GOAL OF THE EXERCISE
Produce the listing below again, exactly as shown.

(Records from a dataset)
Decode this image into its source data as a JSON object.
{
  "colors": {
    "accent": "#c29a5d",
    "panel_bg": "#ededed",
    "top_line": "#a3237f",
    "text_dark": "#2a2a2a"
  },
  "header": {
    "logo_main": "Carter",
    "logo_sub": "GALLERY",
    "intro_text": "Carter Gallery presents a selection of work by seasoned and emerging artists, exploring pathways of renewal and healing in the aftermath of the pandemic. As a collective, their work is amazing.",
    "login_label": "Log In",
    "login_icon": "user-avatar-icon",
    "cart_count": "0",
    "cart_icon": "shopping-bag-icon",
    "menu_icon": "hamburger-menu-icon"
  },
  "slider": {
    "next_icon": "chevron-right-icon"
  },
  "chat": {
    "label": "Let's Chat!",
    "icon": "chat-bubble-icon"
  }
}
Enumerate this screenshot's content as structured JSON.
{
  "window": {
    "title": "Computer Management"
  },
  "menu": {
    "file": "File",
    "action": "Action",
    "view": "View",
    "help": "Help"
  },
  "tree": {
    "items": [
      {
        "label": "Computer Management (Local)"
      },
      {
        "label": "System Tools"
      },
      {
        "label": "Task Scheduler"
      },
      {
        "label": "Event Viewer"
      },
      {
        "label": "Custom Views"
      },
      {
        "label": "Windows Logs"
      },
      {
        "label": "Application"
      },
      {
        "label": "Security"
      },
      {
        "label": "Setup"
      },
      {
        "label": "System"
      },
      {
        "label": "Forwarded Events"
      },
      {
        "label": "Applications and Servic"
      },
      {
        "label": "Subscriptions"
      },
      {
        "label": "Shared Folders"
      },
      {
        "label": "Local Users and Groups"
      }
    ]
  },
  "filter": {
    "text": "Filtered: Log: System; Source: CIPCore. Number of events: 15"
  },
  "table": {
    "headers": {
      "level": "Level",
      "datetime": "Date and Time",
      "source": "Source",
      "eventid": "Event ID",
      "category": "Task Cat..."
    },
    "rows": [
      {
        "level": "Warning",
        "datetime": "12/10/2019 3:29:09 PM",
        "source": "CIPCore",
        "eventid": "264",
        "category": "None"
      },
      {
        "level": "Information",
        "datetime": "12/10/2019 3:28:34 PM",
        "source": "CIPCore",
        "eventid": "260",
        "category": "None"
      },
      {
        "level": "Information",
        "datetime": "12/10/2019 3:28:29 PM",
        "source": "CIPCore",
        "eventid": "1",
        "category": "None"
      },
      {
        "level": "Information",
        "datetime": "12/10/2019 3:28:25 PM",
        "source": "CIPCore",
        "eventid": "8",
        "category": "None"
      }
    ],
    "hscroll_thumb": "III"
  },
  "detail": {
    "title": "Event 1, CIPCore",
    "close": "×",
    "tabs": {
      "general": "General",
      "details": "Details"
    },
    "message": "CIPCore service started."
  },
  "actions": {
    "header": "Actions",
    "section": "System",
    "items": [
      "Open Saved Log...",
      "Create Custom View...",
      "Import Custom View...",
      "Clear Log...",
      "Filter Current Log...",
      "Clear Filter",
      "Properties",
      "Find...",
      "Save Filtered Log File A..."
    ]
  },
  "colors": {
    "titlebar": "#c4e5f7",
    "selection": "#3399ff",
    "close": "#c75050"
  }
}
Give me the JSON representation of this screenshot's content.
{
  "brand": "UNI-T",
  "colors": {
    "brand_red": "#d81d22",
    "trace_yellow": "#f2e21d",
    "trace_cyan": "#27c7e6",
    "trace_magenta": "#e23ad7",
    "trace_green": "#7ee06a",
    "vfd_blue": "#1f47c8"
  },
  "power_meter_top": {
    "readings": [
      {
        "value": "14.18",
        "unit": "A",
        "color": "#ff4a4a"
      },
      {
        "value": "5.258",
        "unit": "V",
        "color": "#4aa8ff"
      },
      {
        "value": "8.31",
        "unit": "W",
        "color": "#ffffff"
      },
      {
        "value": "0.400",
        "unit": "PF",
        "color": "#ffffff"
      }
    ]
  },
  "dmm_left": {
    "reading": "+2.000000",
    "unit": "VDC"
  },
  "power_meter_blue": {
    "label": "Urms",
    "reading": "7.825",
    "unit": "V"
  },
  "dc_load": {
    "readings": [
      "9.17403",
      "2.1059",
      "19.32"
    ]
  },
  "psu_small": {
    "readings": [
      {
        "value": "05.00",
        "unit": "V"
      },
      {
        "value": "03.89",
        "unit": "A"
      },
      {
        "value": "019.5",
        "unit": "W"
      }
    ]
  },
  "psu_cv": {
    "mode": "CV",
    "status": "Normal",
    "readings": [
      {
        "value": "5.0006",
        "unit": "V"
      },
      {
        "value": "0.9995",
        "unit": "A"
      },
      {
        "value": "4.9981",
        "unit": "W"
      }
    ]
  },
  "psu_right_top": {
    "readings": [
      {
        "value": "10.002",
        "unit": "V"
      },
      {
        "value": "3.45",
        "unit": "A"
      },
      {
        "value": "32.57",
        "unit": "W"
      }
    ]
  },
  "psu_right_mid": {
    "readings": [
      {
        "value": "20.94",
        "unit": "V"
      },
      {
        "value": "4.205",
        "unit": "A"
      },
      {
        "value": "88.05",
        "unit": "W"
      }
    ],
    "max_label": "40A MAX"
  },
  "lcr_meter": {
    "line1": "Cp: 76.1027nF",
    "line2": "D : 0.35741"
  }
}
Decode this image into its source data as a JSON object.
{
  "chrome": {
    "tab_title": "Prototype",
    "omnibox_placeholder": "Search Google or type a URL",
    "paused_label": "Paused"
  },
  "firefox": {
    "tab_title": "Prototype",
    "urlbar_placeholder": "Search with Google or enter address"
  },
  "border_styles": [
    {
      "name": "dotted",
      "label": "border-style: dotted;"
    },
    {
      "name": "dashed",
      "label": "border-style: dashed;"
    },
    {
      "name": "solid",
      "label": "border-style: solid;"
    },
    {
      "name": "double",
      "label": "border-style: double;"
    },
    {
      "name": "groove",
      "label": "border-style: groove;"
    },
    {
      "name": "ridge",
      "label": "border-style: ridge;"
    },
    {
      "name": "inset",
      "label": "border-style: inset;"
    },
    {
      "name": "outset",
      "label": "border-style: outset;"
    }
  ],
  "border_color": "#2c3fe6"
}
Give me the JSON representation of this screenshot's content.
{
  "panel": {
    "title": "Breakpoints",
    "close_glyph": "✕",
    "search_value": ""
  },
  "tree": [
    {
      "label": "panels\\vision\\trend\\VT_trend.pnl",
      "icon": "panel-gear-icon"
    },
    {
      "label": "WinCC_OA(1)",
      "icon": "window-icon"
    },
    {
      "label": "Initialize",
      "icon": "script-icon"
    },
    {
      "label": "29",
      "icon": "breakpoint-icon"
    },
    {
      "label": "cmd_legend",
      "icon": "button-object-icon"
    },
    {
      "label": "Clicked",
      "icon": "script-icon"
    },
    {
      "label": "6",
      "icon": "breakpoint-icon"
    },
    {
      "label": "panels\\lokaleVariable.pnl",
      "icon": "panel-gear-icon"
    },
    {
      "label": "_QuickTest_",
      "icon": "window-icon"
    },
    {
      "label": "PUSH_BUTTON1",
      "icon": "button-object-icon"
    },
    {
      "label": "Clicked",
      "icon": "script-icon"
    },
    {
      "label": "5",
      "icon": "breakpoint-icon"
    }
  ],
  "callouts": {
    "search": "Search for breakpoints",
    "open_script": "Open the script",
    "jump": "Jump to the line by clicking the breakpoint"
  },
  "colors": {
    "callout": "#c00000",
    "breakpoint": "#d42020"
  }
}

TASK RESPONSE
Decode this image into its source data as a JSON object.
{
  "colors": {
    "accent": "#c29a5d",
    "panel_bg": "#ededed",
    "top_line": "#a3237f",
    "text_dark": "#2a2a2a"
  },
  "header": {
    "logo_main": "Carter",
    "logo_sub": "GALLERY",
    "intro_text": "Carter Gallery presents a selection of work by seasoned and emerging artists, exploring pathways of renewal and healing in the aftermath of the pandemic. As a collective, their work is amazing.",
    "login_label": "Log In",
    "login_icon": "user-avatar-icon",
    "cart_count": "0",
    "cart_icon": "shopping-bag-icon",
    "menu_icon": "hamburger-menu-icon"
  },
  "slider": {
    "next_icon": "chevron-right-icon"
  },
  "chat": {
    "label": "Let's Chat!",
    "icon": "chat-bubble-icon"
  }
}
Enumerate this screenshot's content as structured JSON.
{
  "window": {
    "title": "Computer Management"
  },
  "menu": {
    "file": "File",
    "action": "Action",
    "view": "View",
    "help": "Help"
  },
  "tree": {
    "items": [
      {
        "label": "Computer Management (Local)"
      },
      {
        "label": "System Tools"
      },
      {
        "label": "Task Scheduler"
      },
      {
        "label": "Event Viewer"
      },
      {
        "label": "Custom Views"
      },
      {
        "label": "Windows Logs"
      },
      {
        "label": "Application"
      },
      {
        "label": "Security"
      },
      {
        "label": "Setup"
      },
      {
        "label": "System"
      },
      {
        "label": "Forwarded Events"
      },
      {
        "label": "Applications and Servic"
      },
      {
        "label": "Subscriptions"
      },
      {
        "label": "Shared Folders"
      },
      {
        "label": "Local Users and Groups"
      }
    ]
  },
  "filter": {
    "text": "Filtered: Log: System; Source: CIPCore. Number of events: 15"
  },
  "table": {
    "headers": {
      "level": "Level",
      "datetime": "Date and Time",
      "source": "Source",
      "eventid": "Event ID",
      "category": "Task Cat..."
    },
    "rows": [
      {
        "level": "Warning",
        "datetime": "12/10/2019 3:29:09 PM",
        "source": "CIPCore",
        "eventid": "264",
        "category": "None"
      },
      {
        "level": "Information",
        "datetime": "12/10/2019 3:28:34 PM",
        "source": "CIPCore",
        "eventid": "260",
        "category": "None"
      },
      {
        "level": "Information",
        "datetime": "12/10/2019 3:28:29 PM",
        "source": "CIPCore",
        "eventid": "1",
        "category": "None"
      },
      {
        "level": "Information",
        "datetime": "12/10/2019 3:28:25 PM",
        "source": "CIPCore",
        "eventid": "8",
        "category": "None"
      }
    ],
    "hscroll_thumb": "III"
  },
  "detail": {
    "title": "Event 1, CIPCore",
    "close": "×",
    "tabs": {
      "general": "General",
      "details": "Details"
    },
    "message": "CIPCore service started."
  },
  "actions": {
    "header": "Actions",
    "section": "System",
    "items": [
      "Open Saved Log...",
      "Create Custom View...",
      "Import Custom View...",
      "Clear Log...",
      "Filter Current Log...",
      "Clear Filter",
      "Properties",
      "Find...",
      "Save Filtered Log File A..."
    ]
  },
  "colors": {
    "titlebar": "#c4e5f7",
    "selection": "#3399ff",
    "close": "#c75050"
  }
}
Give me the JSON representation of this screenshot's content.
{
  "brand": "UNI-T",
  "colors": {
    "brand_red": "#d81d22",
    "trace_yellow": "#f2e21d",
    "trace_cyan": "#27c7e6",
    "trace_magenta": "#e23ad7",
    "trace_green": "#7ee06a",
    "vfd_blue": "#1f47c8"
  },
  "power_meter_top": {
    "readings": [
      {
        "value": "14.18",
        "unit": "A",
        "color": "#ff4a4a"
      },
      {
        "value": "5.258",
        "unit": "V",
        "color": "#4aa8ff"
      },
      {
        "value": "8.31",
        "unit": "W",
        "color": "#ffffff"
      },
      {
        "value": "0.400",
        "unit": "PF",
        "color": "#ffffff"
      }
    ]
  },
  "dmm_left": {
    "reading": "+2.000000",
    "unit": "VDC"
  },
  "power_meter_blue": {
    "label": "Urms",
    "reading": "7.825",
    "unit": "V"
  },
  "dc_load": {
    "readings": [
      "9.17403",
      "2.1059",
      "19.32"
    ]
  },
  "psu_small": {
    "readings": [
      {
        "value": "05.00",
        "unit": "V"
      },
      {
        "value": "03.89",
        "unit": "A"
      },
      {
        "value": "019.5",
        "unit": "W"
      }
    ]
  },
  "psu_cv": {
    "mode": "CV",
    "status": "Normal",
    "readings": [
      {
        "value": "5.0006",
        "unit": "V"
      },
      {
        "value": "0.9995",
        "unit": "A"
      },
      {
        "value": "4.9981",
        "unit": "W"
      }
    ]
  },
  "psu_right_top": {
    "readings": [
      {
        "value": "10.002",
        "unit": "V"
      },
      {
        "value": "3.45",
        "unit": "A"
      },
      {
        "value": "32.57",
        "unit": "W"
      }
    ]
  },
  "psu_right_mid": {
    "readings": [
      {
        "value": "20.94",
        "unit": "V"
      },
      {
        "value": "4.205",
        "unit": "A"
      },
      {
        "value": "88.05",
        "unit": "W"
      }
    ],
    "max_label": "40A MAX"
  },
  "lcr_meter": {
    "line1": "Cp: 76.1027nF",
    "line2": "D : 0.35741"
  }
}
Decode this image into its source data as a JSON object.
{
  "chrome": {
    "tab_title": "Prototype",
    "omnibox_placeholder": "Search Google or type a URL",
    "paused_label": "Paused"
  },
  "firefox": {
    "tab_title": "Prototype",
    "urlbar_placeholder": "Search with Google or enter address"
  },
  "border_styles": [
    {
      "name": "dotted",
      "label": "border-style: dotted;"
    },
    {
      "name": "dashed",
      "label": "border-style: dashed;"
    },
    {
      "name": "solid",
      "label": "border-style: solid;"
    },
    {
      "name": "double",
      "label": "border-style: double;"
    },
    {
      "name": "groove",
      "label": "border-style: groove;"
    },
    {
      "name": "ridge",
      "label": "border-style: ridge;"
    },
    {
      "name": "inset",
      "label": "border-style: inset;"
    },
    {
      "name": "outset",
      "label": "border-style: outset;"
    }
  ],
  "border_color": "#2c3fe6"
}
Give me the JSON representation of this screenshot's content.
{
  "panel": {
    "title": "Breakpoints",
    "close_glyph": "✕",
    "search_value": ""
  },
  "tree": [
    {
      "label": "panels\\vision\\trend\\VT_trend.pnl",
      "icon": "panel-gear-icon"
    },
    {
      "label": "WinCC_OA(1)",
      "icon": "window-icon"
    },
    {
      "label": "Initialize",
      "icon": "script-icon"
    },
    {
      "label": "29",
      "icon": "breakpoint-icon"
    },
    {
      "label": "cmd_legend",
      "icon": "button-object-icon"
    },
    {
      "label": "Clicked",
      "icon": "script-icon"
    },
    {
      "label": "6",
      "icon": "breakpoint-icon"
    },
    {
      "label": "panels\\lokaleVariable.pnl",
      "icon": "panel-gear-icon"
    },
    {
      "label": "_QuickTest_",
      "icon": "window-icon"
    },
    {
      "label": "PUSH_BUTTON1",
      "icon": "button-object-icon"
    },
    {
      "label": "Clicked",
      "icon": "script-icon"
    },
    {
      "label": "5",
      "icon": "breakpoint-icon"
    }
  ],
  "callouts": {
    "search": "Search for breakpoints",
    "open_script": "Open the script",
    "jump": "Jump to the line by clicking the breakpoint"
  },
  "colors": {
    "callout": "#c00000",
    "breakpoint": "#d42020"
  }
}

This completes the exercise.